● Your tasks
1 – Answer these questions using the HoNCAML overview:
(a) What are the two ways to define pipelines?
(b) What does the Predict pipeline produce as output?
(c) Which data format is currently supported?
2 – Translate this sentence from the HoNCAML overview into Spanish: "For now only data with tabular format is supported."
3 – Echo the part of the HoNCAML overview that begins at the words "Output: A tabular" and stops after the words "an expert person.".
═════ Supplied text
What is HoNCAML¶
HoNCAML (Holistic No Code Automated Machine Learning) is a tool aimed to run automated machine learning pipelines, and specifically focused on finding the best model and hyperparameters for the problem at hand.
Following the no code paradigm, no Python knowledge is needed. There are two ways to define pipelines:
Through the Graphical User Interface
Through YAML configuration files
HoNCAML (Holistic No Code Automated Machine Learning) is a tool aimed to run automated machine learning pipelines, and specifically focused on finding the best model and hyperparameters for the problem at hand.
Pipelines¶
There are three types of provided pipelines.
Train¶
Train a specific model with the hyperparameters specified.
Input: A dataset for the training.
Output: The model object stored to disk.
Predict¶
Use a model to generate predictions for a specific dataset.
Input: A dataset for the test, together with a model object.
Output: A tabular file with the predictions.
Benchmark¶
Search for the best model and hyperparameters for the dataset at hand.
Input: A dataset for the benchmark.
Output: Main output is a configuration file with the best model and hyperparameters, and a tabular file with the results for all configurations tested.
Focus¶
HoNCAML has been designed having the following aspects in mind:
Ease of use
Modularity
Extensibility
Users¶
HoNCAML does not assume any kind of technical knowledge, but at the same time it is designed to be extended by expert people. Therefore, its user base may range from:
Basic users: In terms of programming experience and/or machine learning knowledge. It would be possible for them to get results in an easy way.
Advanced users: It is possible to customize experiments in order to adapt to a specific use case that may be needed by an expert person.
Support¶
Regarding each of the following concepts, HoNCAML supports specific sets of them; nevertheless, due to its nature, extend the library further should be not only feasible, but intuitive.
Data structure¶
For now only data with tabular format is supported. However, HoNCAML provides special preprocessing methods if needed:
Normalization
One hot encoding of categorical features
Problem type¶
At this moment, the following types of problems are supported:
Regression
Classification
Model type¶
Regarding available models, the following are supported:
Sklearn models (ML)
Pytorch models (DL)
══════════
═════ Recorded data
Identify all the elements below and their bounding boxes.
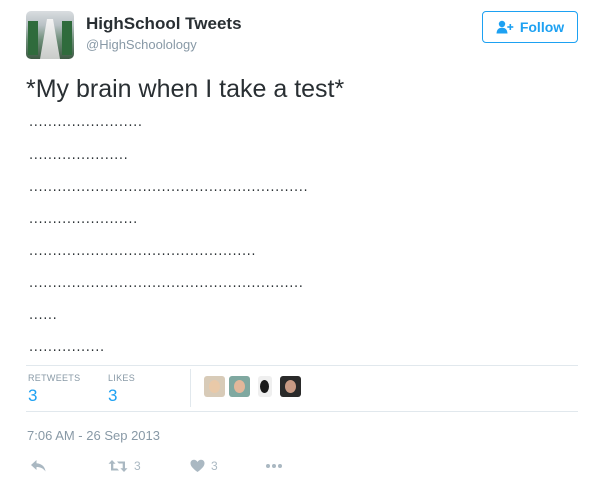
- heart-icon: [190, 459, 205, 473]
- retweet-icon: [108, 459, 128, 473]
- follow-user-icon: [496, 20, 514, 34]
- like-action-count: 3: [211, 459, 218, 473]
- more-button[interactable]: [265, 456, 283, 476]
- liker-avatar[interactable]: [280, 376, 301, 397]
- like-button[interactable]: 3: [190, 456, 218, 476]
- retweets-label[interactable]: RETWEETS: [28, 373, 80, 383]
- more-icon: [265, 463, 283, 469]
- tweet-card: HighSchool Tweets @HighSchoolology Follo…: [0, 0, 600, 498]
- dot-line: ................: [29, 340, 105, 355]
- avatar-lockers-right: [62, 21, 72, 55]
- reply-button[interactable]: [30, 456, 47, 476]
- dot-line: ........................................…: [29, 180, 309, 195]
- likes-label[interactable]: LIKES: [108, 373, 135, 383]
- avatar-lockers-left: [28, 21, 38, 55]
- dot-line: ......: [29, 308, 58, 323]
- retweet-action-count: 3: [134, 459, 141, 473]
- liker-avatar[interactable]: [204, 376, 225, 397]
- dot-line: .......................: [29, 212, 138, 227]
- retweets-count[interactable]: 3: [28, 386, 37, 406]
- liker-avatars: [204, 376, 301, 397]
- avatar-hallway: [40, 19, 60, 59]
- stats-vertical-divider: [190, 369, 191, 407]
- dot-line: .....................: [29, 148, 129, 163]
- likes-count[interactable]: 3: [108, 386, 117, 406]
- tweet-timestamp[interactable]: 7:06 AM - 26 Sep 2013: [27, 428, 160, 443]
- reply-icon: [30, 459, 47, 473]
- author-display-name[interactable]: HighSchool Tweets: [86, 14, 242, 34]
- liker-avatar[interactable]: [229, 376, 250, 397]
- dot-line: ........................................…: [29, 276, 304, 291]
- stats-top-divider: [26, 365, 578, 366]
- author-avatar[interactable]: [26, 11, 74, 59]
- dot-line: ........................................…: [29, 244, 257, 259]
- liker-avatar[interactable]: [258, 376, 272, 397]
- dot-line: ........................: [29, 115, 143, 130]
- stats-bottom-divider: [26, 411, 578, 412]
- author-handle[interactable]: @HighSchoolology: [86, 37, 197, 52]
- follow-button[interactable]: Follow: [482, 11, 578, 43]
- tweet-text: *My brain when I take a test*: [26, 75, 345, 103]
- follow-button-label: Follow: [519, 19, 565, 35]
- retweet-button[interactable]: 3: [108, 456, 141, 476]
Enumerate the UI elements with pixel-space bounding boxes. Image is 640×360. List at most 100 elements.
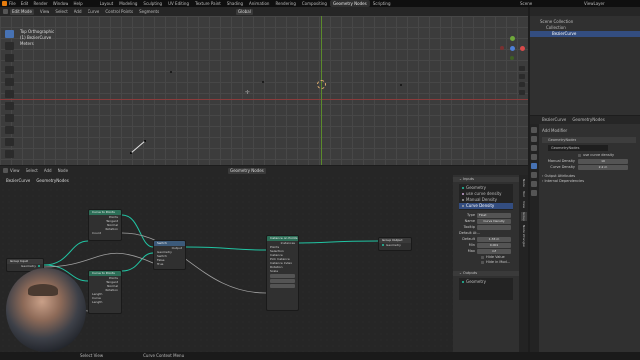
tab-rendering[interactable]: Rendering xyxy=(272,0,298,7)
scale-x-field[interactable] xyxy=(270,274,295,278)
sidebar-tab-group[interactable]: Group xyxy=(521,211,527,221)
menu-segments[interactable]: Segments xyxy=(139,9,159,15)
hide-in-modifier-checkbox[interactable] xyxy=(481,261,484,264)
node-menu-select[interactable]: Select xyxy=(26,168,38,174)
tab-scripting[interactable]: Scripting xyxy=(370,0,394,7)
menu-help[interactable]: Help xyxy=(73,1,82,7)
sidebar-tab-tool[interactable]: Tool xyxy=(521,191,527,197)
radius-tool-icon[interactable] xyxy=(5,150,14,158)
node-menu-view[interactable]: View xyxy=(10,168,20,174)
extrude-tool-icon[interactable] xyxy=(5,138,14,146)
editor-type-icon[interactable] xyxy=(3,9,8,14)
material-tab-icon[interactable] xyxy=(531,190,537,196)
modifier-header[interactable]: GeometryNodes xyxy=(542,137,636,143)
3d-cursor-icon[interactable] xyxy=(317,80,326,89)
scene-selector[interactable]: Scene xyxy=(520,0,532,7)
type-dropdown[interactable]: Float xyxy=(477,213,511,218)
tab-geometry-nodes[interactable]: Geometry Nodes xyxy=(329,0,370,7)
zoom-icon[interactable] xyxy=(519,66,525,71)
tab-sculpting[interactable]: Sculpting xyxy=(140,0,165,7)
gizmo-neg-y-icon[interactable] xyxy=(510,56,514,60)
tool-tab-icon[interactable] xyxy=(531,127,537,133)
menu-render[interactable]: Render xyxy=(33,1,47,7)
gizmo-neg-x-icon[interactable] xyxy=(500,46,504,50)
socket-true[interactable]: True xyxy=(154,262,185,266)
menu-file[interactable]: File xyxy=(9,1,16,7)
menu-curve[interactable]: Curve xyxy=(88,9,100,15)
group-output-node[interactable]: Group Output Geometry xyxy=(378,237,412,251)
menu-window[interactable]: Window xyxy=(53,1,69,7)
move-tool-icon[interactable] xyxy=(5,54,14,62)
scale-tool-icon[interactable] xyxy=(5,78,14,86)
tab-compositing[interactable]: Compositing xyxy=(299,0,330,7)
socket-scale[interactable]: Scale xyxy=(267,269,298,273)
node-menu-node[interactable]: Node xyxy=(58,168,68,174)
node-group-name[interactable]: GeometryNodes xyxy=(548,145,608,151)
hide-in-modifier-row[interactable]: Hide in Mod... xyxy=(453,260,519,265)
camera-icon[interactable] xyxy=(519,82,525,87)
object-tab-icon[interactable] xyxy=(531,154,537,160)
tab-modeling[interactable]: Modeling xyxy=(116,0,140,7)
scale-y-field[interactable] xyxy=(270,279,295,283)
hide-value-checkbox[interactable] xyxy=(481,256,484,259)
menu-control-points[interactable]: Control Points xyxy=(105,9,133,15)
transform-tool-icon[interactable] xyxy=(5,90,14,98)
outputs-panel-title[interactable]: ⌄ Outputs xyxy=(453,271,519,276)
tab-animation[interactable]: Animation xyxy=(246,0,272,7)
use-curve-density-row[interactable]: use curve density xyxy=(542,153,636,158)
name-field[interactable]: Curve Density xyxy=(477,219,511,224)
instance-on-points-node[interactable]: Instance on Points Instances Points Sele… xyxy=(266,235,299,311)
gizmo-x-axis-icon[interactable] xyxy=(520,46,525,51)
outliner-item-beziercurve[interactable]: BezierCurve xyxy=(530,31,640,37)
3d-viewport[interactable]: Top Orthographic (1) BezierCurve Meters … xyxy=(0,16,528,165)
max-field[interactable]: inf xyxy=(477,249,511,254)
socket-count[interactable]: Count xyxy=(89,231,121,235)
sidebar-tab-node[interactable]: Node xyxy=(521,179,527,187)
output-socket-geometry[interactable]: Geometry xyxy=(459,279,513,285)
use-curve-density-checkbox[interactable] xyxy=(578,154,581,157)
bezier-curve-shape[interactable] xyxy=(128,136,150,156)
default-field[interactable]: 1.33 m xyxy=(477,237,511,242)
sidebar-tab-view[interactable]: View xyxy=(521,201,527,208)
menu-select[interactable]: Select xyxy=(55,9,67,15)
menu-edit[interactable]: Edit xyxy=(21,1,29,7)
gizmo-z-axis-icon[interactable] xyxy=(510,46,515,51)
cursor-tool-icon[interactable] xyxy=(5,42,14,50)
sidebar-tab-node-wrangler[interactable]: Node Wrangler xyxy=(521,225,527,247)
menu-add[interactable]: Add xyxy=(74,9,82,15)
node-tree-selector[interactable]: Geometry Nodes xyxy=(228,168,266,174)
node-editor[interactable]: BezierCurve GeometryNodes Group Input Ge… xyxy=(0,175,453,352)
tab-uv-editing[interactable]: UV Editing xyxy=(165,0,192,7)
modifier-name[interactable]: GeometryNodes xyxy=(542,137,576,143)
switch-node[interactable]: Switch Output Geometry Switch False True xyxy=(153,240,186,270)
render-tab-icon[interactable] xyxy=(531,136,537,142)
scale-z-field[interactable] xyxy=(270,284,295,288)
manual-density-field[interactable]: 10 xyxy=(578,159,628,164)
navigation-gizmo[interactable] xyxy=(500,36,526,62)
data-tab-icon[interactable] xyxy=(531,181,537,187)
gizmo-y-axis-icon[interactable] xyxy=(510,36,515,41)
blender-logo-icon[interactable] xyxy=(2,1,7,6)
tab-texture-paint[interactable]: Texture Paint xyxy=(192,0,224,7)
tooltip-field[interactable] xyxy=(477,225,511,230)
curve-to-points-node[interactable]: Curve to Points Points Tangent Normal Ro… xyxy=(88,270,122,314)
socket-item-curve-density[interactable]: Curve Density xyxy=(459,203,513,209)
measure-tool-icon[interactable] xyxy=(5,114,14,122)
menu-view[interactable]: View xyxy=(40,9,50,15)
draw-tool-icon[interactable] xyxy=(5,126,14,134)
rotate-tool-icon[interactable] xyxy=(5,66,14,74)
select-tool-icon[interactable] xyxy=(5,30,14,38)
transform-orientation[interactable]: Global xyxy=(236,9,253,15)
socket-length[interactable]: Length xyxy=(89,300,121,304)
pan-icon[interactable] xyxy=(519,74,525,79)
view-layer-selector[interactable]: ViewLayer xyxy=(584,0,605,7)
annotate-tool-icon[interactable] xyxy=(5,102,14,110)
grid-icon[interactable] xyxy=(519,90,525,95)
mode-selector[interactable]: Edit Mode xyxy=(10,8,34,15)
tab-shading[interactable]: Shading xyxy=(224,0,246,7)
node-editor-type-icon[interactable] xyxy=(3,168,8,173)
curve-density-field[interactable]: 2.2 m xyxy=(578,165,628,170)
tab-layout[interactable]: Layout xyxy=(97,0,117,7)
group-output-geometry-socket[interactable]: Geometry xyxy=(379,243,411,247)
add-modifier-button[interactable]: Add Modifier xyxy=(542,128,636,134)
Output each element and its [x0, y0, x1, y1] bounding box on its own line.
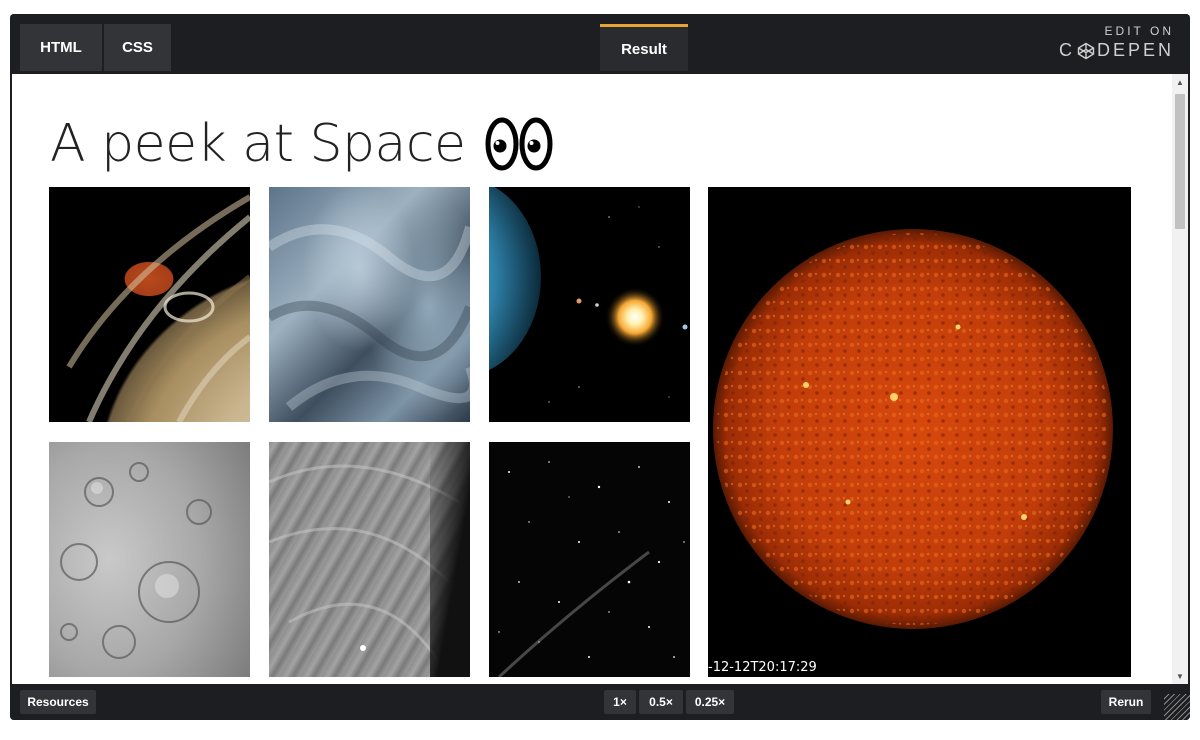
tab-css[interactable]: CSS [104, 24, 171, 71]
result-frame: A peek at Space -12-12T20:17:29 ▲ ▼ [12, 74, 1188, 684]
zoom-1x-button[interactable]: 1× [604, 690, 636, 714]
exoplanet-drawing [489, 187, 688, 403]
sun-image: -12-12T20:17:29 [708, 187, 1131, 677]
eyes-icon [485, 117, 553, 171]
resize-grip-icon[interactable] [1164, 694, 1190, 720]
bottom-bar: Resources 1× 0.5× 0.25× Rerun [10, 684, 1190, 720]
edit-on-label: EDIT ON [1104, 24, 1174, 38]
top-bar: HTML CSS Result EDIT ON C DEPEN [10, 14, 1190, 74]
terrain-texture [269, 464, 460, 663]
scroll-down-arrow-icon[interactable]: ▼ [1172, 668, 1188, 684]
jupiter-image [49, 187, 250, 422]
dunes-image [269, 187, 470, 422]
zoom-025x-button[interactable]: 0.25× [686, 690, 734, 714]
exoplanet-system-image [489, 187, 690, 422]
dunes-texture [269, 224, 470, 411]
codepen-brand-left: C [1058, 40, 1075, 60]
page-title-text: A peek at Space [50, 114, 466, 174]
page-title: A peek at Space [50, 114, 553, 174]
codepen-brand-right: DEPEN [1096, 40, 1174, 60]
codepen-logo: C DEPEN [1059, 40, 1174, 61]
surface-terrain-image [269, 442, 470, 677]
cratered-moon-image [49, 442, 250, 677]
scroll-up-arrow-icon[interactable]: ▲ [1172, 74, 1188, 90]
edit-on-codepen-link[interactable]: EDIT ON C DEPEN [1059, 24, 1174, 61]
vertical-scrollbar[interactable]: ▲ ▼ [1172, 74, 1188, 684]
moon-craters [60, 462, 212, 659]
jupiter-texture [66, 194, 250, 422]
tab-result[interactable]: Result [600, 24, 688, 71]
tab-html[interactable]: HTML [20, 24, 102, 71]
codepen-embed: HTML CSS Result EDIT ON C DEPEN A peek a… [10, 14, 1190, 720]
starfield-image [489, 442, 690, 677]
scroll-thumb[interactable] [1175, 94, 1185, 229]
starfield-drawing [497, 461, 685, 677]
sun-drawing [713, 229, 1113, 629]
rerun-button[interactable]: Rerun [1101, 690, 1151, 714]
zoom-05x-button[interactable]: 0.5× [639, 690, 683, 714]
codepen-cube-icon [1077, 42, 1095, 59]
resources-button[interactable]: Resources [20, 690, 96, 714]
sun-timestamp: -12-12T20:17:29 [708, 660, 817, 675]
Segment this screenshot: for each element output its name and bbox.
══════════
● Answers below
1 –
(a) Through the Graphical User Interface and through YAML configuration files.
(b) A tabular file with the predictions.
(c) Only data with tabular format.

2 – Por ahora solo se admiten datos con formato tabular.

3 –
Output: A tabular file with the predictions.
Benchmark¶
Search for the best model and hyperparameters for the dataset at hand.
Input: A dataset for the benchmark.
Output: Main output is a configuration file with the best model and hyperparameters, and a tabular file with the results for all configurations tested.
Focus¶
HoNCAML has been designed having the following aspects in mind:
Ease of use
Modularity
Extensibility
Users¶
HoNCAML does not assume any kind of technical knowledge, but at the same time it is designed to be extended by expert people. Therefore, its user base may range from:
Basic users: In terms of programming experience and/or machine learning knowledge. It would be possible for them to get results in an easy way.
Advanced users: It is possible to customize experiments in order to adapt to a specific use case that may be needed by an expert person.